Brief: Please rewrite the items with "x-category-label" renamed to "x-axis-label" throughout, changing nothing else, and leave the pictures out of your answer.

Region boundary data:
- - -

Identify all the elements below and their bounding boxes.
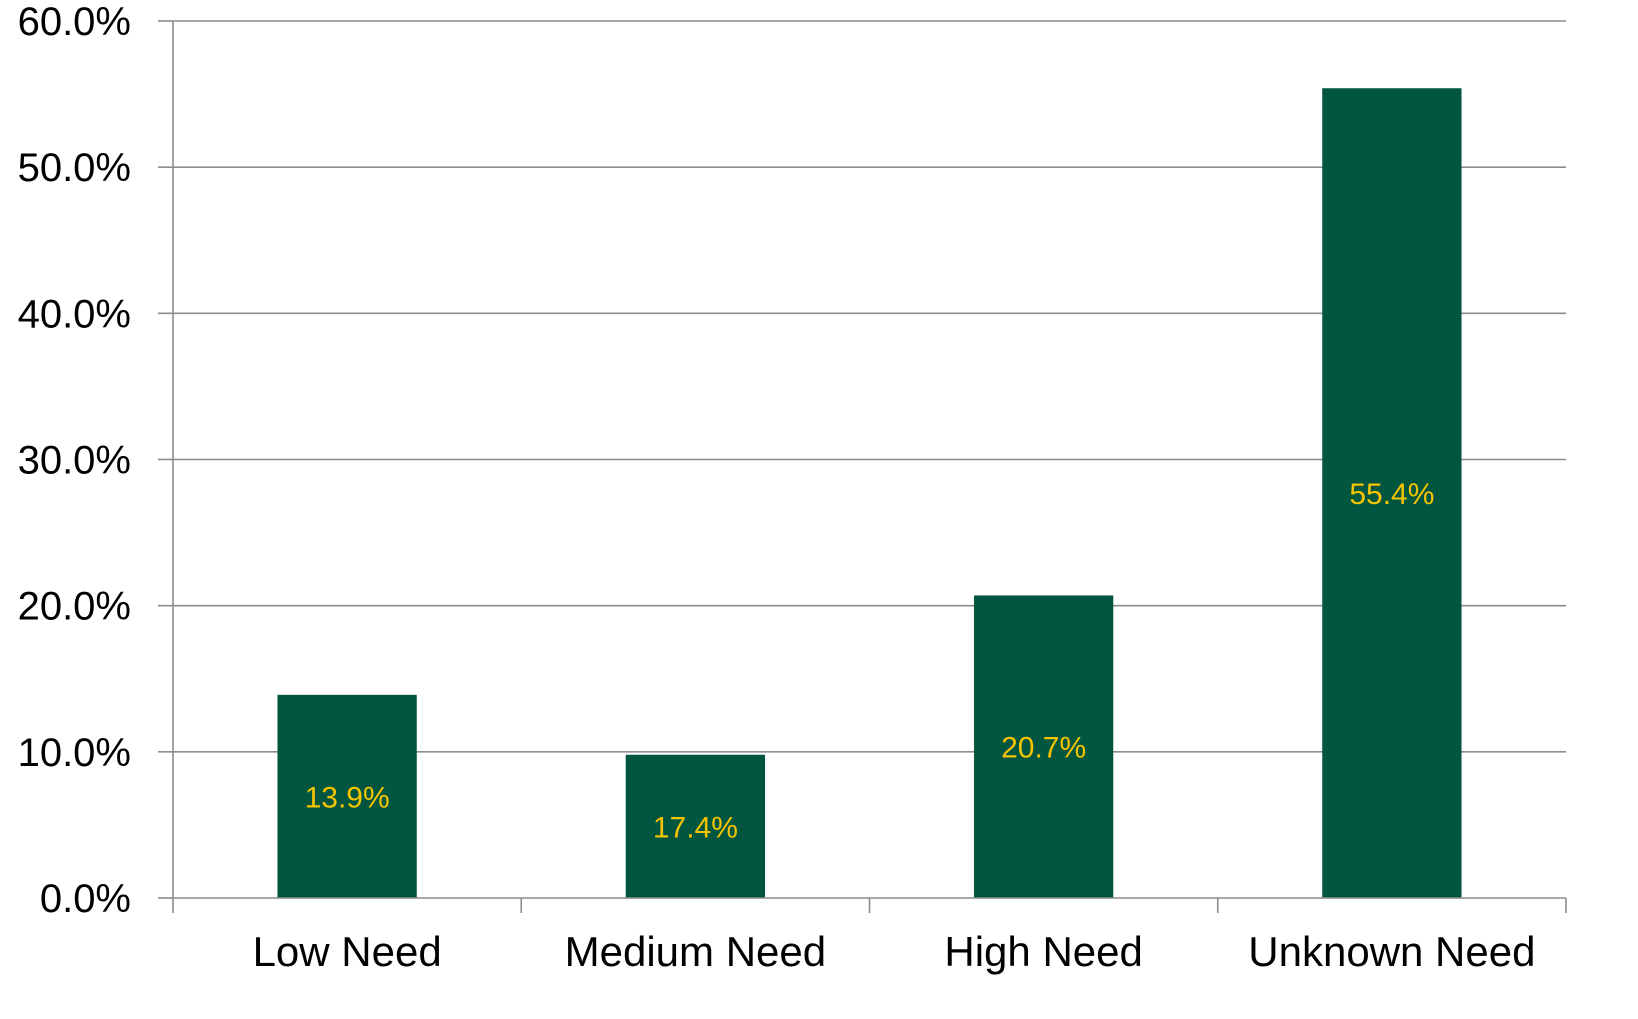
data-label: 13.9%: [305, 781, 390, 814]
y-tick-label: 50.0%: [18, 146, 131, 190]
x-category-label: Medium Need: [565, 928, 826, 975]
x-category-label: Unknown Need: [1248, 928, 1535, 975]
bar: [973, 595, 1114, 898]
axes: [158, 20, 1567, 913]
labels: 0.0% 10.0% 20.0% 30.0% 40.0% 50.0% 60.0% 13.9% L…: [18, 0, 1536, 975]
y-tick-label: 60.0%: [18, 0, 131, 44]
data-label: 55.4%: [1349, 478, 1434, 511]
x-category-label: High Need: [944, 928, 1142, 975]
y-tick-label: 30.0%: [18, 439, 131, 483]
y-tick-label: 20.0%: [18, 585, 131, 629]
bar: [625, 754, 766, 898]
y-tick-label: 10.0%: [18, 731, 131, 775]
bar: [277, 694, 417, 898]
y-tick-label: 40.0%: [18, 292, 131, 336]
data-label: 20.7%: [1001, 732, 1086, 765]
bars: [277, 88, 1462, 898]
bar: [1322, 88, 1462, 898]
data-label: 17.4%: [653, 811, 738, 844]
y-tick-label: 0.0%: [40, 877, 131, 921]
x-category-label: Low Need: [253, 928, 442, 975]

- - -

Full answer:
Identify all the elements below and their bounding boxes.
data-label: 13.9%: [305, 781, 390, 814]
y-tick-label: 50.0%: [18, 146, 131, 190]
x-axis-label: Medium Need: [565, 928, 826, 975]
x-axis-label: Unknown Need: [1248, 928, 1535, 975]
bar: [973, 595, 1114, 898]
axes: [158, 20, 1567, 913]
labels: 0.0% 10.0% 20.0% 30.0% 40.0% 50.0% 60.0% 13.9% L…: [18, 0, 1536, 975]
y-tick-label: 60.0%: [18, 0, 131, 44]
data-label: 55.4%: [1349, 478, 1434, 511]
x-axis-label: High Need: [944, 928, 1142, 975]
y-tick-label: 30.0%: [18, 439, 131, 483]
y-tick-label: 20.0%: [18, 585, 131, 629]
bar: [625, 754, 766, 898]
y-tick-label: 10.0%: [18, 731, 131, 775]
bar: [277, 694, 417, 898]
y-tick-label: 40.0%: [18, 292, 131, 336]
data-label: 20.7%: [1001, 732, 1086, 765]
bars: [277, 88, 1462, 898]
bar: [1322, 88, 1462, 898]
data-label: 17.4%: [653, 811, 738, 844]
y-tick-label: 0.0%: [40, 877, 131, 921]
x-axis-label: Low Need: [253, 928, 442, 975]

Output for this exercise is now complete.